▸ **What you are asked to do**
Copy out all of the data exactly as it appears.

▸ **Exercise inputs**
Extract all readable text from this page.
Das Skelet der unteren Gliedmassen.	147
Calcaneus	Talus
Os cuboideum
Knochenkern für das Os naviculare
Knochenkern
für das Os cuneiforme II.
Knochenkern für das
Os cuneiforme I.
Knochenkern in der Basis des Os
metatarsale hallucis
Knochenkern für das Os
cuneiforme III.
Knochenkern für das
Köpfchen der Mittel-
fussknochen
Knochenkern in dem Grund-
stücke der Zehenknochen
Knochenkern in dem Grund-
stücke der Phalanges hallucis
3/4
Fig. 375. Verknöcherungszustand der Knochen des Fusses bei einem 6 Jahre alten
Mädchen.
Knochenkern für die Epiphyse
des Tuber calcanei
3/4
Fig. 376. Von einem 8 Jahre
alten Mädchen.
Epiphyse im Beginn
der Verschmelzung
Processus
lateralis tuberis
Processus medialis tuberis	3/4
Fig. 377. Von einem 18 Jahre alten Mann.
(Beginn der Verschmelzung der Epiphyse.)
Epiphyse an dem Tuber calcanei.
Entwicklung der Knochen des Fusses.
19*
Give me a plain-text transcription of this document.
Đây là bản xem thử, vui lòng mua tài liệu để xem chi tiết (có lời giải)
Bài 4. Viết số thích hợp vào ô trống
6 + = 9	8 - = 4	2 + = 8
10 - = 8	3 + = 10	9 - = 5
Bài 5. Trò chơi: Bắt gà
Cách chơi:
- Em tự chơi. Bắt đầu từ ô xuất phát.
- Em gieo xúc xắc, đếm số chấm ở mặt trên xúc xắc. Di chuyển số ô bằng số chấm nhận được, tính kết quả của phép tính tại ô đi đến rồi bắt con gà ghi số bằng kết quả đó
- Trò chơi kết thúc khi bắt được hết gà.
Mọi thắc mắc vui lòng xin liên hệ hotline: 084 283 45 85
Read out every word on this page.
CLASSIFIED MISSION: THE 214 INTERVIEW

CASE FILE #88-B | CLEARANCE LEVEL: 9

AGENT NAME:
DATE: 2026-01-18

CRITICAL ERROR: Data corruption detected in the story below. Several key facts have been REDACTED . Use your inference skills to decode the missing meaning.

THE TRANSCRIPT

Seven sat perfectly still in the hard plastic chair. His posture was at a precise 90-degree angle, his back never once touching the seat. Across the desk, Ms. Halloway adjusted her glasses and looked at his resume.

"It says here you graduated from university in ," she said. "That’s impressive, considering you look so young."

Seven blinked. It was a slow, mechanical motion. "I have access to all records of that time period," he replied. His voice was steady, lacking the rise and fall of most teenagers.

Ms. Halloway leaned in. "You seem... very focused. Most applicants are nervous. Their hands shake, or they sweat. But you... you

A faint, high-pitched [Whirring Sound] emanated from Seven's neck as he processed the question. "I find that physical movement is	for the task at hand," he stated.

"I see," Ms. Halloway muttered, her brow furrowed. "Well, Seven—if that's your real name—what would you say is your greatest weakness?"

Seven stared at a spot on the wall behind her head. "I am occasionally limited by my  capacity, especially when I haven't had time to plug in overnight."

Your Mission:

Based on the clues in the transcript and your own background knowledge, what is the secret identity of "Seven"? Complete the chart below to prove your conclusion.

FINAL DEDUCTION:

▸ **Solution below**
Extract all readable text from this page.
Das Skelet der unteren Gliedmassen.	147
Calcaneus	Talus
Os cuboideum
Knochenkern für das Os naviculare
Knochenkern
für das Os cuneiforme II.
Knochenkern für das
Os cuneiforme I.
Knochenkern in der Basis des Os
metatarsale hallucis
Knochenkern für das Os
cuneiforme III.
Knochenkern für das
Köpfchen der Mittel-
fussknochen
Knochenkern in dem Grund-
stücke der Zehenknochen
Knochenkern in dem Grund-
stücke der Phalanges hallucis
3/4
Fig. 375. Verknöcherungszustand der Knochen des Fusses bei einem 6 Jahre alten
Mädchen.
Knochenkern für die Epiphyse
des Tuber calcanei
3/4
Fig. 376. Von einem 8 Jahre
alten Mädchen.
Epiphyse im Beginn
der Verschmelzung
Processus
lateralis tuberis
Processus medialis tuberis	3/4
Fig. 377. Von einem 18 Jahre alten Mann.
(Beginn der Verschmelzung der Epiphyse.)
Epiphyse an dem Tuber calcanei.
Entwicklung der Knochen des Fusses.
19*
Give me a plain-text transcription of this document.
Đây là bản xem thử, vui lòng mua tài liệu để xem chi tiết (có lời giải)
Bài 4. Viết số thích hợp vào ô trống
6 + = 9	8 - = 4	2 + = 8
10 - = 8	3 + = 10	9 - = 5
Bài 5. Trò chơi: Bắt gà
Cách chơi:
- Em tự chơi. Bắt đầu từ ô xuất phát.
- Em gieo xúc xắc, đếm số chấm ở mặt trên xúc xắc. Di chuyển số ô bằng số chấm nhận được, tính kết quả của phép tính tại ô đi đến rồi bắt con gà ghi số bằng kết quả đó
- Trò chơi kết thúc khi bắt được hết gà.
Mọi thắc mắc vui lòng xin liên hệ hotline: 084 283 45 85
Read out every word on this page.
CLASSIFIED MISSION: THE 214 INTERVIEW

CASE FILE #88-B | CLEARANCE LEVEL: 9

AGENT NAME:
DATE: 2026-01-18

CRITICAL ERROR: Data corruption detected in the story below. Several key facts have been REDACTED . Use your inference skills to decode the missing meaning.

THE TRANSCRIPT

Seven sat perfectly still in the hard plastic chair. His posture was at a precise 90-degree angle, his back never once touching the seat. Across the desk, Ms. Halloway adjusted her glasses and looked at his resume.

"It says here you graduated from university in ," she said. "That’s impressive, considering you look so young."

Seven blinked. It was a slow, mechanical motion. "I have access to all records of that time period," he replied. His voice was steady, lacking the rise and fall of most teenagers.

Ms. Halloway leaned in. "You seem... very focused. Most applicants are nervous. Their hands shake, or they sweat. But you... you

A faint, high-pitched [Whirring Sound] emanated from Seven's neck as he processed the question. "I find that physical movement is	for the task at hand," he stated.

"I see," Ms. Halloway muttered, her brow furrowed. "Well, Seven—if that's your real name—what would you say is your greatest weakness?"

Seven stared at a spot on the wall behind her head. "I am occasionally limited by my  capacity, especially when I haven't had time to plug in overnight."

Your Mission:

Based on the clues in the transcript and your own background knowledge, what is the secret identity of "Seven"? Complete the chart below to prove your conclusion.

FINAL DEDUCTION:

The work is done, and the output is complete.